Job: Select every line below containing the word "text".

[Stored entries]
::::

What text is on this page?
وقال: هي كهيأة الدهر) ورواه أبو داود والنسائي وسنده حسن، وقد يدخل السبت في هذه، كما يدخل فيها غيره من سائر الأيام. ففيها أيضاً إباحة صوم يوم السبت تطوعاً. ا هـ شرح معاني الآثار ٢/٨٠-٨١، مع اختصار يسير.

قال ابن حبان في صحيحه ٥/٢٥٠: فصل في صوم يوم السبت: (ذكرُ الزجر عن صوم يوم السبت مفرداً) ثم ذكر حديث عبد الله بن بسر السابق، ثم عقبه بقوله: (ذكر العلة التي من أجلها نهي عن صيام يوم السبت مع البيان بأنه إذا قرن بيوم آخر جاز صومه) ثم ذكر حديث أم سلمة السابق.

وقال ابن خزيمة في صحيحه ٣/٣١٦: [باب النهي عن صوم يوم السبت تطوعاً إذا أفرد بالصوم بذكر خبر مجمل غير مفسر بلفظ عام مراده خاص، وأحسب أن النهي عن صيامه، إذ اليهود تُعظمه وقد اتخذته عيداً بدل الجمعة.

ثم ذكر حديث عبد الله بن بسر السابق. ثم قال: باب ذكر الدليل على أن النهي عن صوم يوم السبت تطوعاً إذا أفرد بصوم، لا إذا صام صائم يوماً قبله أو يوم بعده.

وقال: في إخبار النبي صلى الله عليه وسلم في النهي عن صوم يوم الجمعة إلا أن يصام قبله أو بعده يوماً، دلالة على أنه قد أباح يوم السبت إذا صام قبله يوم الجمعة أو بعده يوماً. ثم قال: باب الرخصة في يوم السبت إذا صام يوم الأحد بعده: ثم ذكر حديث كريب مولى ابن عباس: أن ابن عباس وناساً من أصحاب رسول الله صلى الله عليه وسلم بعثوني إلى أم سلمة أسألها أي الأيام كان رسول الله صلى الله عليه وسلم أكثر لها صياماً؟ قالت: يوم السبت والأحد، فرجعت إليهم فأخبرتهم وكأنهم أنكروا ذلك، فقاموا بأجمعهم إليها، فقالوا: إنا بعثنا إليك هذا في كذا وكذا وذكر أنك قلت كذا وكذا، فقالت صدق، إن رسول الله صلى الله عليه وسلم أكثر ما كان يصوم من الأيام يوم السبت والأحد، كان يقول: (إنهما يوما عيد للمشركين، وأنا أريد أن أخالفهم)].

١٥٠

::::

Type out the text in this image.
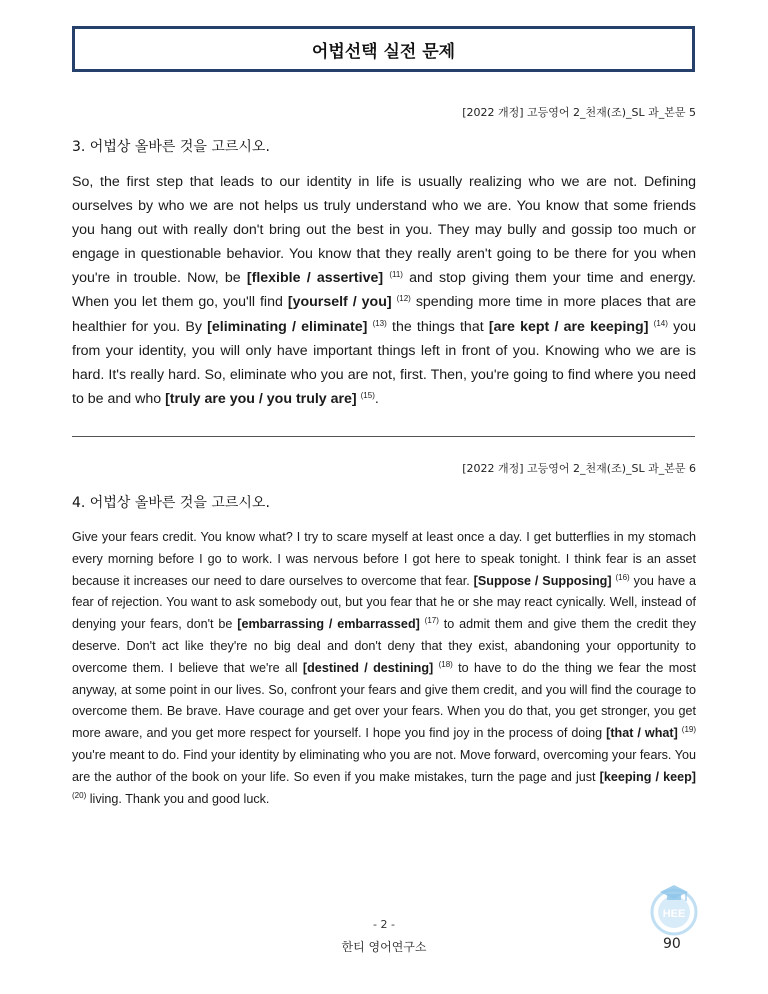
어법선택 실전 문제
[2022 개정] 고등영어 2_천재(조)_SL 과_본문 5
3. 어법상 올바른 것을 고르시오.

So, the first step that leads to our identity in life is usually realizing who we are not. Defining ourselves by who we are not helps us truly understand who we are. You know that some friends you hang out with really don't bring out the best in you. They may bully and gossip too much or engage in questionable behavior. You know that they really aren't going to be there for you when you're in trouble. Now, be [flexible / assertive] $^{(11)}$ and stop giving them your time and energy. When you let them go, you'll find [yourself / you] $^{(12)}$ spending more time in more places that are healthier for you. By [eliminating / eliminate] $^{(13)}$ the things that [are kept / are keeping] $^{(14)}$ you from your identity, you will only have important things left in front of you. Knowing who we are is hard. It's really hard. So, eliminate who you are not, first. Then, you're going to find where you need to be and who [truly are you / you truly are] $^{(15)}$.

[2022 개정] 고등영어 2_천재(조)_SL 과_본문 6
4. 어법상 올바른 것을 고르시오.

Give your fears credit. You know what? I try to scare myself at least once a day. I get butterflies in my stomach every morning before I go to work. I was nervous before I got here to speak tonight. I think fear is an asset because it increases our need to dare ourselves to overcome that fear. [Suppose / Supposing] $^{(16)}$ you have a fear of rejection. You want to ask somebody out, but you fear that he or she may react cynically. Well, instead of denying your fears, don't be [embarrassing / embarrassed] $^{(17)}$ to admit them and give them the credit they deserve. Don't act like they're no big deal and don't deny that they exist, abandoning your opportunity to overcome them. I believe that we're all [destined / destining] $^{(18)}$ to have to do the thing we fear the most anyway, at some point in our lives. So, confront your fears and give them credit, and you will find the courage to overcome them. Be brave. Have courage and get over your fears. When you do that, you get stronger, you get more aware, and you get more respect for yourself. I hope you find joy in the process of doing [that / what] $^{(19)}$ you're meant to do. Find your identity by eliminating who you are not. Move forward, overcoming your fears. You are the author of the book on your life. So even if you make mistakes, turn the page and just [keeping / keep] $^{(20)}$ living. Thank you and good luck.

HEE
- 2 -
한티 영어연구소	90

::::

Exercise solution:
What text is on this page?
Type out the text in this image.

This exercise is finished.